■ **OBJECTIVE**:
Track down the lines that contain "ліній" and copy them.

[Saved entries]
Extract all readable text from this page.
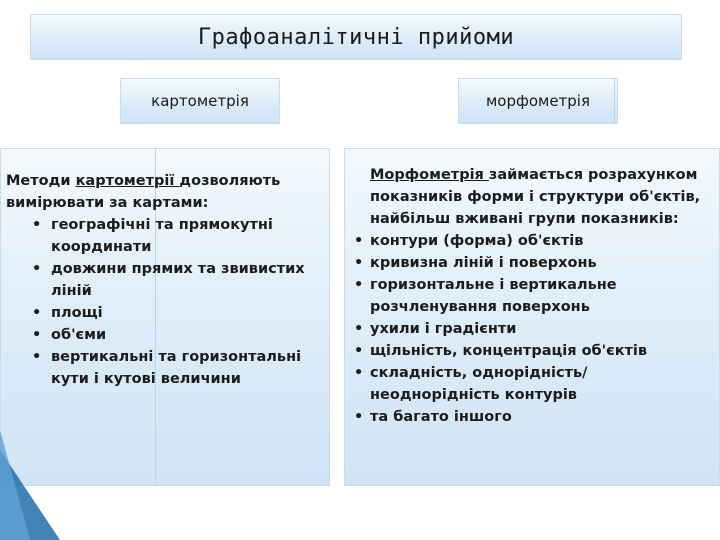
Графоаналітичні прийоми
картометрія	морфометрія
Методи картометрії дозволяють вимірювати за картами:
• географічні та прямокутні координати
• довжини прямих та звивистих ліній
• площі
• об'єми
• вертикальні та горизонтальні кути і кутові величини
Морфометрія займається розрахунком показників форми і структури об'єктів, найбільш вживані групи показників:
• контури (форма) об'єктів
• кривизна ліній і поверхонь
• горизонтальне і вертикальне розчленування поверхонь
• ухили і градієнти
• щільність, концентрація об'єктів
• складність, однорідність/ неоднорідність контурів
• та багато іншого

■ **TASK RESPONSE**:
• довжини прямих та звивистих ліній
• кривизна ліній і поверхонь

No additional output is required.